From the entries below, copy out every line with "this" in it.

§ Input
[Begin]
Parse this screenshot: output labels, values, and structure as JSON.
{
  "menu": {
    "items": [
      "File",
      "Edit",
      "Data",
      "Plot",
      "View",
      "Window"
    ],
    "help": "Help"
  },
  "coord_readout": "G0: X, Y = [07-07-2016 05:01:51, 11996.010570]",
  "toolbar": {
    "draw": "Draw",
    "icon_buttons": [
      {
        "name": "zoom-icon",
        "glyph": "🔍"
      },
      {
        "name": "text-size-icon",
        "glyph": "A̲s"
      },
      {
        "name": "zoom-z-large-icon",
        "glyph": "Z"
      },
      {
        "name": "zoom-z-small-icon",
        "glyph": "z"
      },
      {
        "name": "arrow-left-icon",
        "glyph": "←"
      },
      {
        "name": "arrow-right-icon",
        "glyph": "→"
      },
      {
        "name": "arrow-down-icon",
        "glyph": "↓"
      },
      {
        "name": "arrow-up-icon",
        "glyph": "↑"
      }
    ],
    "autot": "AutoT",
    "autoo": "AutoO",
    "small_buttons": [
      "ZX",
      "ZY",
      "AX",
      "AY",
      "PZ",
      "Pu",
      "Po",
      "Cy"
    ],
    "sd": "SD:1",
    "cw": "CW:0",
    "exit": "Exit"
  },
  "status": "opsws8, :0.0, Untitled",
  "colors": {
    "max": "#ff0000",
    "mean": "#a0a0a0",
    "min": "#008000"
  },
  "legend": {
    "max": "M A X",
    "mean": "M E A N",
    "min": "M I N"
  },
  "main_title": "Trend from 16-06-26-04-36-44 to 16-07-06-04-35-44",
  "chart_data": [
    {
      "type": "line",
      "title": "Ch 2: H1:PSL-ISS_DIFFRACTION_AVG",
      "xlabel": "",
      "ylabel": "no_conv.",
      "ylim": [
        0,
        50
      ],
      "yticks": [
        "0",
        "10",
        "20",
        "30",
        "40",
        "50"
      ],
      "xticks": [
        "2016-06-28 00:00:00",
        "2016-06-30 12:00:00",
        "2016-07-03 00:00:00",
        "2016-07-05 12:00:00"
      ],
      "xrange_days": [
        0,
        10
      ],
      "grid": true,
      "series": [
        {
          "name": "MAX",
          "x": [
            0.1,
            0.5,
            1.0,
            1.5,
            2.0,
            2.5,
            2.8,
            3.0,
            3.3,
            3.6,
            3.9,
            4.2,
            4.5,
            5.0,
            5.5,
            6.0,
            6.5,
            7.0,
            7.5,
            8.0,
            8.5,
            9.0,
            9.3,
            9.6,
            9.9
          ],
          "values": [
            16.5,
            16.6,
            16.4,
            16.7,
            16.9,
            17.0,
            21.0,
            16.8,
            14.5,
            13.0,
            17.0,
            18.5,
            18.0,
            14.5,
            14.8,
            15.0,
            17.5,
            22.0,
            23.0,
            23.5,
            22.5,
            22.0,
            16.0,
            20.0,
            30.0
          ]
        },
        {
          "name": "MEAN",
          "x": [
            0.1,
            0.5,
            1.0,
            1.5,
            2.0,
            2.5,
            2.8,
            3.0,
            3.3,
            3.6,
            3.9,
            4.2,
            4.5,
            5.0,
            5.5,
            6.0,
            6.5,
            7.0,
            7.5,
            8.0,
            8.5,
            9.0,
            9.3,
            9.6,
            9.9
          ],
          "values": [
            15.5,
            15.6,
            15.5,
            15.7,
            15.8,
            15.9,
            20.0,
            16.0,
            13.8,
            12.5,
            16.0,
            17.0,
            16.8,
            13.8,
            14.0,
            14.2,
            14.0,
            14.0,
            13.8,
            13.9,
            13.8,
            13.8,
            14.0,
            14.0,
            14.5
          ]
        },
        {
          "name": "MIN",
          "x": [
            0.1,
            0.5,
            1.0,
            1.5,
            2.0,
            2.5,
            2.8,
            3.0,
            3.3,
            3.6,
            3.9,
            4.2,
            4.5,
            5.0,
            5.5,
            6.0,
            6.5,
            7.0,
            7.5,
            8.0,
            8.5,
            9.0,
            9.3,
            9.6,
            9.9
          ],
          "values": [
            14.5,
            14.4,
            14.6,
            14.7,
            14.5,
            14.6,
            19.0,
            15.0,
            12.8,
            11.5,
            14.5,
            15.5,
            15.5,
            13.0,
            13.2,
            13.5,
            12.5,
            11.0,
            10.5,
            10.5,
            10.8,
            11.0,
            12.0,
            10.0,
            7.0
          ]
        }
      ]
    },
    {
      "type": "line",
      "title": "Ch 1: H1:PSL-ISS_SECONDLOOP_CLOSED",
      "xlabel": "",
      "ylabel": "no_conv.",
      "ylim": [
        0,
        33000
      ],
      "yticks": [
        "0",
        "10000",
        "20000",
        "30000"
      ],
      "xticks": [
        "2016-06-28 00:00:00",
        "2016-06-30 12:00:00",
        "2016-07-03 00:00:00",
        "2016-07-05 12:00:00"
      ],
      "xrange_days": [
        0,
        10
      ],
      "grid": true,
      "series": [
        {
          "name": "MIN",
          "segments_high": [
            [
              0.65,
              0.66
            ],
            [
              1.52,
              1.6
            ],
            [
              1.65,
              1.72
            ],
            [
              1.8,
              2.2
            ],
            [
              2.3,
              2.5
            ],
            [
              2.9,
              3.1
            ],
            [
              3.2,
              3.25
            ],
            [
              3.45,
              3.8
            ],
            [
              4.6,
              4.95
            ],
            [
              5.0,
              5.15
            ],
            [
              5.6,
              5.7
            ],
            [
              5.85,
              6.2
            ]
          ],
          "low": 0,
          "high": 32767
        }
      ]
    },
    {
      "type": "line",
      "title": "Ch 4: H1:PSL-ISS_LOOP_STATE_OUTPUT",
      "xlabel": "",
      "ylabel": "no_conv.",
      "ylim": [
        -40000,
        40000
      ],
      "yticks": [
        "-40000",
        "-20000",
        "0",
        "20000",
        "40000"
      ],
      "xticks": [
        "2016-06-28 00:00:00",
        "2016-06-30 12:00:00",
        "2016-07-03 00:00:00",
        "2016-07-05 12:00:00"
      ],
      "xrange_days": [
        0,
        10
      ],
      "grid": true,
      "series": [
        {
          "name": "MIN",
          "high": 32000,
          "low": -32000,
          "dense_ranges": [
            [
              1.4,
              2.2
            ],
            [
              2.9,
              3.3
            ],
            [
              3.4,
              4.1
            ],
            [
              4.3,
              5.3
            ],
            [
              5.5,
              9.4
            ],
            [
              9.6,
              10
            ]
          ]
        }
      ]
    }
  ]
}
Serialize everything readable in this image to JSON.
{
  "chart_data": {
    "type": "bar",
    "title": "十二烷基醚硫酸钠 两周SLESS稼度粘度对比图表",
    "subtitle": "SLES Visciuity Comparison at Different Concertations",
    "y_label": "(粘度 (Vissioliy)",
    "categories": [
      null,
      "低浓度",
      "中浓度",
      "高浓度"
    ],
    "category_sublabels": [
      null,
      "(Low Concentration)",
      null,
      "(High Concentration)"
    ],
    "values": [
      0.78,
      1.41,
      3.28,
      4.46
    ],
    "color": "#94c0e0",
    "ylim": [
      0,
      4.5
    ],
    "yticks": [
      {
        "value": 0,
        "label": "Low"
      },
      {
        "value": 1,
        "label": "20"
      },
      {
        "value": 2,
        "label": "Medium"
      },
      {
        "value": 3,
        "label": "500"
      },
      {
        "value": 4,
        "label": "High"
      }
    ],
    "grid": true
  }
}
[End]
§ Right answer
Parse this screenshot: output labels, values, and structure as JSON.
Serialize everything readable in this image to JSON.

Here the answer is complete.